◆ INSTRUCTIONS FOR THE TASK ◆
For the material that follows, list every line containing the word "What".

Entries taken from a collection:
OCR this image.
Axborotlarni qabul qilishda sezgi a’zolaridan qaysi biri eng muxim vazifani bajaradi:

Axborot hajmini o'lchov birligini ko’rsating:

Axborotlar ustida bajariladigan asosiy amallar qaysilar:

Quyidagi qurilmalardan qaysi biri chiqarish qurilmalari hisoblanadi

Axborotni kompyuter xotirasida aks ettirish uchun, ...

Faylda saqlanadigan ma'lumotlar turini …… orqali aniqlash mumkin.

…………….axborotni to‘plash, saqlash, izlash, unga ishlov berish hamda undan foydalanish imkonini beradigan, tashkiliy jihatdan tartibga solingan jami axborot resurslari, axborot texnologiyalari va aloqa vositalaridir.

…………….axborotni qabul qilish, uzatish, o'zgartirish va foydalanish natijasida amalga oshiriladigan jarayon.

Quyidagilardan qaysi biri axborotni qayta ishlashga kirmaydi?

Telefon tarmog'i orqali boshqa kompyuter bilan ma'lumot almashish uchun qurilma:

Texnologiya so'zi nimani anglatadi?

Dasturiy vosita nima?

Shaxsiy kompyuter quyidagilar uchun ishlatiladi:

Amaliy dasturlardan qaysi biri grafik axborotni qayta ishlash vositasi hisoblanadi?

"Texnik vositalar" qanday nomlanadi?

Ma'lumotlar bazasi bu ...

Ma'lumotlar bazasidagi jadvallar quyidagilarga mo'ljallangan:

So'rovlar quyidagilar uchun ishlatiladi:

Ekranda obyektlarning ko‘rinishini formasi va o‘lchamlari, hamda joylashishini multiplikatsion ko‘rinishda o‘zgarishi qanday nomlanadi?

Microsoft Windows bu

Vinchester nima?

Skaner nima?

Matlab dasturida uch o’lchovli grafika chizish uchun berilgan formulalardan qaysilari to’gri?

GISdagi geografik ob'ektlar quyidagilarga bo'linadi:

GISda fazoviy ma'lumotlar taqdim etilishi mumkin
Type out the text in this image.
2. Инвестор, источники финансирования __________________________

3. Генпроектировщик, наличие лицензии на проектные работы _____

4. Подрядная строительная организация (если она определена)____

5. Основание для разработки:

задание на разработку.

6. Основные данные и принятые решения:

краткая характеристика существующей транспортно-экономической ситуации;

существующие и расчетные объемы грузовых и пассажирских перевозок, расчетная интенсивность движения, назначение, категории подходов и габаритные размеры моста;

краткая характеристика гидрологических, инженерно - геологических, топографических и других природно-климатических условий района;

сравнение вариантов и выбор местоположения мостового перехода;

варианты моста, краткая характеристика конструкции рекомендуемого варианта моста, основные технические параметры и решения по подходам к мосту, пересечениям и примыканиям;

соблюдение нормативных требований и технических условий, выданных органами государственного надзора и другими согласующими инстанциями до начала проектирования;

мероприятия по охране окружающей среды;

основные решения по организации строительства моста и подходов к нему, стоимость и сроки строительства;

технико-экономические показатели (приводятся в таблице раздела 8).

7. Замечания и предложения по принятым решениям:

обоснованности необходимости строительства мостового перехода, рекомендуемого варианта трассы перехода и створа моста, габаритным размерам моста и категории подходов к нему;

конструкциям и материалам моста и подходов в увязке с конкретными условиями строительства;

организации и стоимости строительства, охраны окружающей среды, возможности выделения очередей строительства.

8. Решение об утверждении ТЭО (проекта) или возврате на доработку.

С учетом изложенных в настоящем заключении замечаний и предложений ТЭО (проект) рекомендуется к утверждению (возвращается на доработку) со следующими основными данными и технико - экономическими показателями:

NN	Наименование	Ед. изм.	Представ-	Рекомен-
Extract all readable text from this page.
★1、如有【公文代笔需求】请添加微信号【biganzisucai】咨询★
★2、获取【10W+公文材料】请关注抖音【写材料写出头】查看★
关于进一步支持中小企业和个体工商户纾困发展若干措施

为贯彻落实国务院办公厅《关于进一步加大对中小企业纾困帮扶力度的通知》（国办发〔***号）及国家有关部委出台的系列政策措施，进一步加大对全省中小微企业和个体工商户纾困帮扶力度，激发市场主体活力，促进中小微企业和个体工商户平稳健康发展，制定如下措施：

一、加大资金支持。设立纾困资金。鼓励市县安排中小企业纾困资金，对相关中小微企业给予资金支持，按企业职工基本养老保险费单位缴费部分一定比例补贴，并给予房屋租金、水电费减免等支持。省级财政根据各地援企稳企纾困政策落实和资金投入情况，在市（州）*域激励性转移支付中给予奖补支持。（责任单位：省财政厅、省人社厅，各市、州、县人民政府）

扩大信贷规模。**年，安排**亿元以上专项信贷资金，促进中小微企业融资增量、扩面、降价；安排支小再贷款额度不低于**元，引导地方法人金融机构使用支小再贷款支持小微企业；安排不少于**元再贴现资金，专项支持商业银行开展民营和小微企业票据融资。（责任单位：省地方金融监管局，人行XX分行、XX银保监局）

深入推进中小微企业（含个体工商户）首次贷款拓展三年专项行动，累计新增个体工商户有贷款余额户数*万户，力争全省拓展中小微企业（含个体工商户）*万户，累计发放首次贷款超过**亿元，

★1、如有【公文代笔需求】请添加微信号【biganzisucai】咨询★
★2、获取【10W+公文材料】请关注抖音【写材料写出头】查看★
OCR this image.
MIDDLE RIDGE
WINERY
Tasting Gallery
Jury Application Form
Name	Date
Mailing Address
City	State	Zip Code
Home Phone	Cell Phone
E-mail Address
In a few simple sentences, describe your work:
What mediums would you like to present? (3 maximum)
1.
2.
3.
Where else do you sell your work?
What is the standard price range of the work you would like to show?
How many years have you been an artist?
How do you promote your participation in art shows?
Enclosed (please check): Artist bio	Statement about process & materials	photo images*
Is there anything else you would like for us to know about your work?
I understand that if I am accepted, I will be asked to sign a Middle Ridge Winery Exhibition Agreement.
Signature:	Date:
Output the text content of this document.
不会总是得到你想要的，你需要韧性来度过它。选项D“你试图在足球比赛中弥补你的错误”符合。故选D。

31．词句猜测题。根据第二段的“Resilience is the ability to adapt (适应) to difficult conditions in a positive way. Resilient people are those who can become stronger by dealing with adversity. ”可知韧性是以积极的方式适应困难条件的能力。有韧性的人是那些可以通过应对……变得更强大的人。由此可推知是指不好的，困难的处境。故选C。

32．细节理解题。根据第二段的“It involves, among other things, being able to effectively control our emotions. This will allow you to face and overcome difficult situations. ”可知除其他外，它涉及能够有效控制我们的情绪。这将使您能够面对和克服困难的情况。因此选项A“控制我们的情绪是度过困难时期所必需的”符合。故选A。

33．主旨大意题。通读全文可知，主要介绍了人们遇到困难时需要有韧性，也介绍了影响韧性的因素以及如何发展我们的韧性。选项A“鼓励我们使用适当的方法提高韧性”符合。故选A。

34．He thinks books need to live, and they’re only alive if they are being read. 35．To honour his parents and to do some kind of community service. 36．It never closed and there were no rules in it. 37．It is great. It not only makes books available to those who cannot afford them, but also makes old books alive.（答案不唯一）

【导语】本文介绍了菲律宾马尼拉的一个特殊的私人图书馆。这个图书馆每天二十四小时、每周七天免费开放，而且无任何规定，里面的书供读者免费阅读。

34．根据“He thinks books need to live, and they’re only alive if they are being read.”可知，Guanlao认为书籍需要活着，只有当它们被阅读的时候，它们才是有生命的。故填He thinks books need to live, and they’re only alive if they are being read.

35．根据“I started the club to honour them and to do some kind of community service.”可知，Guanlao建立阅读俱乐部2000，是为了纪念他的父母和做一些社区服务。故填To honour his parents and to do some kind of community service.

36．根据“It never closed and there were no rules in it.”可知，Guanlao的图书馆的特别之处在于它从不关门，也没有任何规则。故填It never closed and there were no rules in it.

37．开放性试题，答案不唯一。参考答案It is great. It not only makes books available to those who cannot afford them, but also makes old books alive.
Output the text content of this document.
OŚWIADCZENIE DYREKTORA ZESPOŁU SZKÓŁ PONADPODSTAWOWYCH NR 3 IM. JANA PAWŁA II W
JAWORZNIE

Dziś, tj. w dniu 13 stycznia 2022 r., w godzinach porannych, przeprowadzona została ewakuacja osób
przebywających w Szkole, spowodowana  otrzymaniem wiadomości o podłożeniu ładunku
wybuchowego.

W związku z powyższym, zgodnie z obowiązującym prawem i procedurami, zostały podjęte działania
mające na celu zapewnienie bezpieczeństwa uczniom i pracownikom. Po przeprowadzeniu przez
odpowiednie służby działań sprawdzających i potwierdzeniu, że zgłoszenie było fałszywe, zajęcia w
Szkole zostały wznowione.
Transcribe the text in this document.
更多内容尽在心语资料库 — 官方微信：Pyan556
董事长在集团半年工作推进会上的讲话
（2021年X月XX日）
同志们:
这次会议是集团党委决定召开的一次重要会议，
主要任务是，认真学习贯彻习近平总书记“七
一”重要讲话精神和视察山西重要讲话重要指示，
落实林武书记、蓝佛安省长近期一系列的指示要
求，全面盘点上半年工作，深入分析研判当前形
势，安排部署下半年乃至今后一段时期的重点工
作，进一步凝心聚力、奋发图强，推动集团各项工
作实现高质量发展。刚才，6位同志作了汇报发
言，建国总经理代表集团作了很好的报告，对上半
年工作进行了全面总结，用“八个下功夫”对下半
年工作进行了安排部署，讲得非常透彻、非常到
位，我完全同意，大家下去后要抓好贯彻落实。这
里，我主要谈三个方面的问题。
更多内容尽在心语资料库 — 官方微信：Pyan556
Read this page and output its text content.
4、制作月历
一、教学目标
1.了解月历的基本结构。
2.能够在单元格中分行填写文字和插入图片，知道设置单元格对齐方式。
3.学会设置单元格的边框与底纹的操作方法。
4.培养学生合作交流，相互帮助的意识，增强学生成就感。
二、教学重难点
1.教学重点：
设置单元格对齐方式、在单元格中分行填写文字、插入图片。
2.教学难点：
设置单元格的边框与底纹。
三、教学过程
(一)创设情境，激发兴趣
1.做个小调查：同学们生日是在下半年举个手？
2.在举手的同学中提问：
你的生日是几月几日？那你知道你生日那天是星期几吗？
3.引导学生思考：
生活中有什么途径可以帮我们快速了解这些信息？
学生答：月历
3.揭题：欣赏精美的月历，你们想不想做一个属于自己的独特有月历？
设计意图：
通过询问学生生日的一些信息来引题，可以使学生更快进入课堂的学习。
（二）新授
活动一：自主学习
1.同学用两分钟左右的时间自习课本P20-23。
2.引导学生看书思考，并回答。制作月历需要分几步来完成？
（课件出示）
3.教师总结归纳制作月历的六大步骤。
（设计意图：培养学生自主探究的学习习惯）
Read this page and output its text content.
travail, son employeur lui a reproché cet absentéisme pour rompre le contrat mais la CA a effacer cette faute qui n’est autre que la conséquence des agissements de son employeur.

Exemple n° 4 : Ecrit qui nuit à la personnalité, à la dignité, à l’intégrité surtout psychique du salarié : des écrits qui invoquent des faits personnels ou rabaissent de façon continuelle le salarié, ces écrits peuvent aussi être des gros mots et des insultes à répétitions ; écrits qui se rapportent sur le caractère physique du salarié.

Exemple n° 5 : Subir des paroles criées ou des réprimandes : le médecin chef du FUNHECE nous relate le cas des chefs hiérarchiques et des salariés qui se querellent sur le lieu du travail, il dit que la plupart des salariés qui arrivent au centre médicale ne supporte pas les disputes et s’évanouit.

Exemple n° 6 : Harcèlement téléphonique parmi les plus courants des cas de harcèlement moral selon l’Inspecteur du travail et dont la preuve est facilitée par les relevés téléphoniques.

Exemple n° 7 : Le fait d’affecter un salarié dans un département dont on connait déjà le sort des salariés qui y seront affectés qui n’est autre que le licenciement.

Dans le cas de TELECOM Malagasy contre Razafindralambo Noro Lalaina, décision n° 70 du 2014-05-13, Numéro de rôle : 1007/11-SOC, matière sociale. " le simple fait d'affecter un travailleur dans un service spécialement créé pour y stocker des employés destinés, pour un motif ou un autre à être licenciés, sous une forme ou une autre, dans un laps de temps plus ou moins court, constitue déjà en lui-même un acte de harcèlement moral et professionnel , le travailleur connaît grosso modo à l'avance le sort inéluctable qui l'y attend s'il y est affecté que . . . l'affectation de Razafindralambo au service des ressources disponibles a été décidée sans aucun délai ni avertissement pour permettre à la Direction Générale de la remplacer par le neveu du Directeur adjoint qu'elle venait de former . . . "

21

◆ RESPONSE FOR THIS EXERCISE ◆
What mediums would you like to present? (3 maximum)
What is the standard price range of the work you would like to show?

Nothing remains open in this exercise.